Could you reproduce the lines below word for word, from the very first line through the line containing "svg-text:20: 20 [1385, 48, 1428, 95]", with that line included?

(TASK INPUT)
◇ ◇ ◇ ◇
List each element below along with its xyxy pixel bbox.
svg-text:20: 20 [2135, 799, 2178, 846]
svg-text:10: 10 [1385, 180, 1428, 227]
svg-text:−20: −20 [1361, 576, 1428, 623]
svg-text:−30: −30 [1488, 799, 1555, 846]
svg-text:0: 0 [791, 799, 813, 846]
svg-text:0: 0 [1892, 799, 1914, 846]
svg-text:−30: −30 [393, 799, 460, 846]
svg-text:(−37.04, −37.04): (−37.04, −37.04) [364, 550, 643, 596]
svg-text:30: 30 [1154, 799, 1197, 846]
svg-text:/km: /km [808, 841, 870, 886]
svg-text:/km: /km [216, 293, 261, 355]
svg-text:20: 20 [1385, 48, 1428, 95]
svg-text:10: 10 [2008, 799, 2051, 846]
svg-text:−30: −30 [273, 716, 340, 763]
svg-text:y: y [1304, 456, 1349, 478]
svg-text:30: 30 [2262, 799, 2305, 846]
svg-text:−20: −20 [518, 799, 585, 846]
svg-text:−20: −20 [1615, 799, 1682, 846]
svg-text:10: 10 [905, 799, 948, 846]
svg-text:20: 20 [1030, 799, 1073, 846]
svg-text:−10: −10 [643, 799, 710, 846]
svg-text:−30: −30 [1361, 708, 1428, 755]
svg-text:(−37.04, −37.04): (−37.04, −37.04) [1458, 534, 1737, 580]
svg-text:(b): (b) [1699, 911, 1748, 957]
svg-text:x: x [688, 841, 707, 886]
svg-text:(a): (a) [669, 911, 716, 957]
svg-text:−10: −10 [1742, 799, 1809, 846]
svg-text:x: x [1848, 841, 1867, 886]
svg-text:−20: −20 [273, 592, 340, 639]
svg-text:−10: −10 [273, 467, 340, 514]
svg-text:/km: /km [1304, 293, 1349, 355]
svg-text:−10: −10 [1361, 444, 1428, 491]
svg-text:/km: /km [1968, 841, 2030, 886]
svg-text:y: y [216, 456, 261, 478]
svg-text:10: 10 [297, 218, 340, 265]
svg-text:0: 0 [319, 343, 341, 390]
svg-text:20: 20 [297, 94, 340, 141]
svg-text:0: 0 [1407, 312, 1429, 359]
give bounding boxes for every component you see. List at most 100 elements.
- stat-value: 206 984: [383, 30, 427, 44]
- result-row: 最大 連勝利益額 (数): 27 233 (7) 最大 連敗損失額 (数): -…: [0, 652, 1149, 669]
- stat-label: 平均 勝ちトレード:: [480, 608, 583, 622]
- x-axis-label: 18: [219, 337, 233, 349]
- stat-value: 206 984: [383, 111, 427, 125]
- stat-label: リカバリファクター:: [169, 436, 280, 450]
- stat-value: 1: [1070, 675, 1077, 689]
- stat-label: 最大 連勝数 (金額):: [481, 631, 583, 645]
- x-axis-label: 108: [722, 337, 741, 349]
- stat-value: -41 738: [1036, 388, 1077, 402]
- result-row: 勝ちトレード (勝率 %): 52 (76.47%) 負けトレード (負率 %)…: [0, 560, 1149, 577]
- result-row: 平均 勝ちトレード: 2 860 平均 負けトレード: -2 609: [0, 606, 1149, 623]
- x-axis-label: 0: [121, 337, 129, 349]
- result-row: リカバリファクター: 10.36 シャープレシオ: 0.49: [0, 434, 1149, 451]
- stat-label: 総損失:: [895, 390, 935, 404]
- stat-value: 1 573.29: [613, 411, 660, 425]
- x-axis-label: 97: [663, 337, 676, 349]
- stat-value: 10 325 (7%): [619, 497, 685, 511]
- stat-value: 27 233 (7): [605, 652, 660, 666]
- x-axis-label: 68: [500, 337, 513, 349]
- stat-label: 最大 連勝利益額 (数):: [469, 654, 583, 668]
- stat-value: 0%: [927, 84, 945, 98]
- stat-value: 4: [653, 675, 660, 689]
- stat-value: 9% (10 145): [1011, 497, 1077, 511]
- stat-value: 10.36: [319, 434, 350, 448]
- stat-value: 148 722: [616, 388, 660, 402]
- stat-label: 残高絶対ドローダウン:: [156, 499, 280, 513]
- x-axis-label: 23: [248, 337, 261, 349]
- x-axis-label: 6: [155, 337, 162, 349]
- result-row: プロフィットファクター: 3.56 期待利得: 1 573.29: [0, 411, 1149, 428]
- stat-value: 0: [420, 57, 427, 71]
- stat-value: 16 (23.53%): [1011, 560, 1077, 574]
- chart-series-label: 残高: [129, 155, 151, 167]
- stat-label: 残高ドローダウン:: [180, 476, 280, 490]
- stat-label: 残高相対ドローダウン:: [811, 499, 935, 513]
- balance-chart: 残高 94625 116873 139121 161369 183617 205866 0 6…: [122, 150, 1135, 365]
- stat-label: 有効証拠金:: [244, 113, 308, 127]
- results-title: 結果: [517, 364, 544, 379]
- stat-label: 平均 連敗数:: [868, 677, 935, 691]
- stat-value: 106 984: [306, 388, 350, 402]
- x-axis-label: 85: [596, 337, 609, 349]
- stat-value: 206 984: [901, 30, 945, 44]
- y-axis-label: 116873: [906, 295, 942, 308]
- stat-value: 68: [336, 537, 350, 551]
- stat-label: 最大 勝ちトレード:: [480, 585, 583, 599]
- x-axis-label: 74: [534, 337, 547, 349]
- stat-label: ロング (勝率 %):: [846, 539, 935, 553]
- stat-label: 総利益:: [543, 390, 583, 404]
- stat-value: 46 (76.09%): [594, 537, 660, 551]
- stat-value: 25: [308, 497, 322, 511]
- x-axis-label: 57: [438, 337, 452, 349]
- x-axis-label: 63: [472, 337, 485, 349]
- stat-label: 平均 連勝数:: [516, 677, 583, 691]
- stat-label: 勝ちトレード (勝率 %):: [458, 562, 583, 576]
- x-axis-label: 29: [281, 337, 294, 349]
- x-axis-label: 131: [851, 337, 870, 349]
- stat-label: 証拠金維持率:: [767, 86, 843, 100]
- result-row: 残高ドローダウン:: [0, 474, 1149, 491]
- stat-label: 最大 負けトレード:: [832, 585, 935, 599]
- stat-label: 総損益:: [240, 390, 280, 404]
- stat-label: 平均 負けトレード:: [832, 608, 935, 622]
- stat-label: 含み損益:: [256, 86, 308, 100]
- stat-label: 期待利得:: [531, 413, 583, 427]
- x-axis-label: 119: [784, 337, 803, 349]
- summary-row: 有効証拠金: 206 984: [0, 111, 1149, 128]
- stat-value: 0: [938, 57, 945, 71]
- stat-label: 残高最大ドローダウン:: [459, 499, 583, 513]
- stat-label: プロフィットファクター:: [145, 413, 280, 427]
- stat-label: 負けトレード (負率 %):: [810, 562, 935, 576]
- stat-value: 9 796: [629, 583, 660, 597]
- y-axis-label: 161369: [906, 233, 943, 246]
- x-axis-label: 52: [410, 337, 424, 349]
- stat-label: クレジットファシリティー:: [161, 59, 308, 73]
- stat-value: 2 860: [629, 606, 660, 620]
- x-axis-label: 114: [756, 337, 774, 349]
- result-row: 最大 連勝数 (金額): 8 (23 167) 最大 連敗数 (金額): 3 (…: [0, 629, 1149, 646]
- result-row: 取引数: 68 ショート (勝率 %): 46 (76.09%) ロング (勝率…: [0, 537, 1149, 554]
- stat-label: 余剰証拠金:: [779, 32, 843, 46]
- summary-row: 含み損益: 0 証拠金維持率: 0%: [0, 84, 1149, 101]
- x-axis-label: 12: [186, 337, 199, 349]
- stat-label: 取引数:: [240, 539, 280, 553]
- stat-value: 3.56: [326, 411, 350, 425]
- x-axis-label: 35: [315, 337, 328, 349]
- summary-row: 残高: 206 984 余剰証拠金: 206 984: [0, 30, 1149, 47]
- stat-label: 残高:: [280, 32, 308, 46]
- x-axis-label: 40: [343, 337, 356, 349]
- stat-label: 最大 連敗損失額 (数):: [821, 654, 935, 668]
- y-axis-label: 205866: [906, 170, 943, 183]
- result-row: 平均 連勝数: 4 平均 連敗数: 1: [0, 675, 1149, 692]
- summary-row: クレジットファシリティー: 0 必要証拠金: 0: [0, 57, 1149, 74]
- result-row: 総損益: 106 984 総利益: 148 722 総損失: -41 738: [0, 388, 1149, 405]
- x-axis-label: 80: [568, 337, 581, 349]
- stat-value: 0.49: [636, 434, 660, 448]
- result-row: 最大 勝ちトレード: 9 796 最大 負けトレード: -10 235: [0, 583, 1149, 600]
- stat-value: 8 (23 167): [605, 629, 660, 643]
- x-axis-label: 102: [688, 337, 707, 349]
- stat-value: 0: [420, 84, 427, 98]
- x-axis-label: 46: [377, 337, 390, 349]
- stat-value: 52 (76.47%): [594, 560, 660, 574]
◇ ◇ ◇ ◇
(SOLVED EXERCISE)
List each element below along with its xyxy pixel bbox.
svg-text:20: 20 [2135, 799, 2178, 846]
svg-text:10: 10 [1385, 180, 1428, 227]
svg-text:−20: −20 [1361, 576, 1428, 623]
svg-text:−30: −30 [1488, 799, 1555, 846]
svg-text:0: 0 [791, 799, 813, 846]
svg-text:0: 0 [1892, 799, 1914, 846]
svg-text:−30: −30 [393, 799, 460, 846]
svg-text:(−37.04, −37.04): (−37.04, −37.04) [364, 550, 643, 596]
svg-text:30: 30 [1154, 799, 1197, 846]
svg-text:/km: /km [808, 841, 870, 886]
svg-text:/km: /km [216, 293, 261, 355]
svg-text:20: 20 [1385, 48, 1428, 95]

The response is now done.